##### Data provided #####

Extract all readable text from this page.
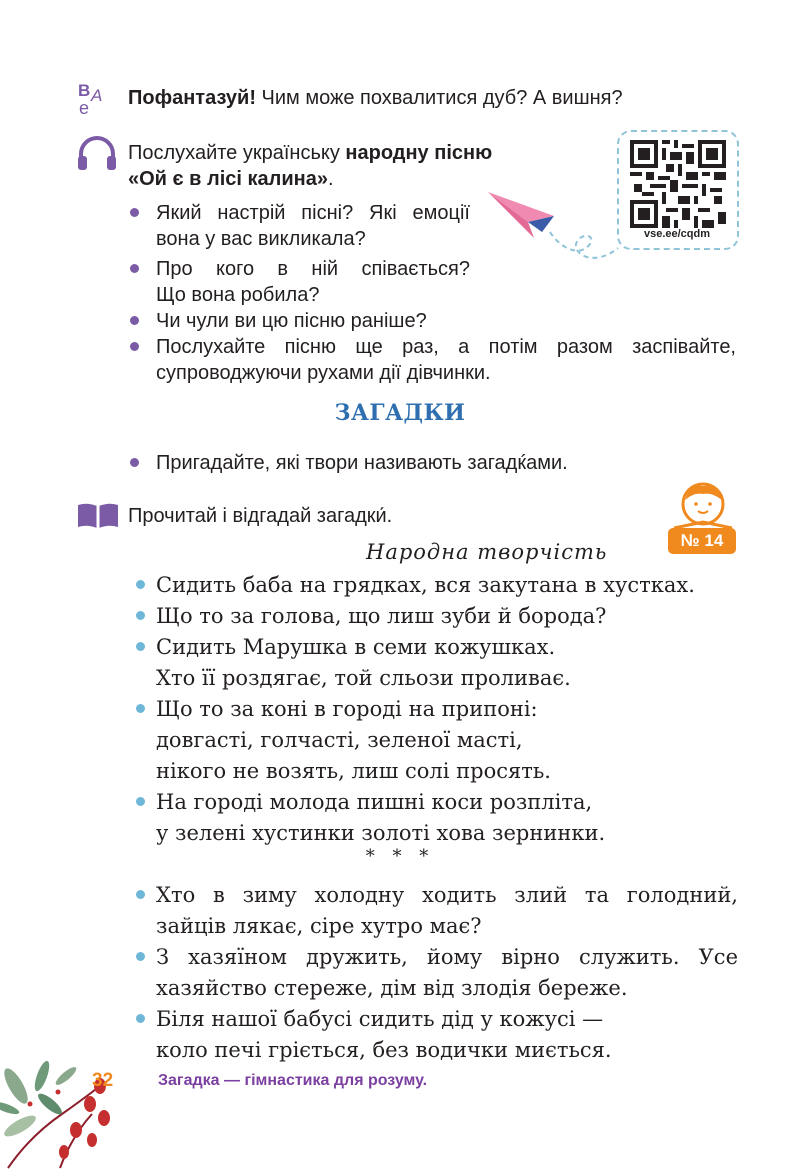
В А
е Пофантазуй! Чим може похвалитися дуб? А вишня?
Послухайте українську народну пісню
«Ой є в лісі калина».
Який настрій пісні? Які емоції
вона у вас викликала?
Про кого в ній співається?
Що вона робила?
Чи чули ви цю пісню раніше?
Послухайте пісню ще раз, а потім разом заспівайте,
супроводжуючи рухами дії дівчинки.
vse.ee/cqdm
ЗАГАДКИ
Пригадайте, які твори називають загадќами.
Прочитай і відгадай загадки́.
№ 14
Народна творчість
Сидить баба на грядках, вся закутана в хустках.
Що то за голова, що лиш зуби й борода?
Сидить Марушка в семи кожушках.
Хто її роздягає, той сльози проливає.
Що то за коні в городі на припоні:
довгасті, голчасті, зеленої масті,
нікого не возять, лиш солі просять.
На городі молода пишні коси розпліта,
у зелені хустинки золоті хова зернинки.
* * *
Хто в зиму холодну ходить злий та голодний,
зайців лякає, сіре хутро має?
З хазяїном дружить, йому вірно служить. Усе
хазяйство стереже, дім від злодія береже.
Біля нашої бабусі сидить дід у кожусі —
коло печі гріється, без водички миється.
32	Загадка — гімнастика для розуму.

#####

• _Short task_:
Lines that include the word "пісню" — how many are there in the data? Answer with the number alone.

• _Answer for this exercise_:
3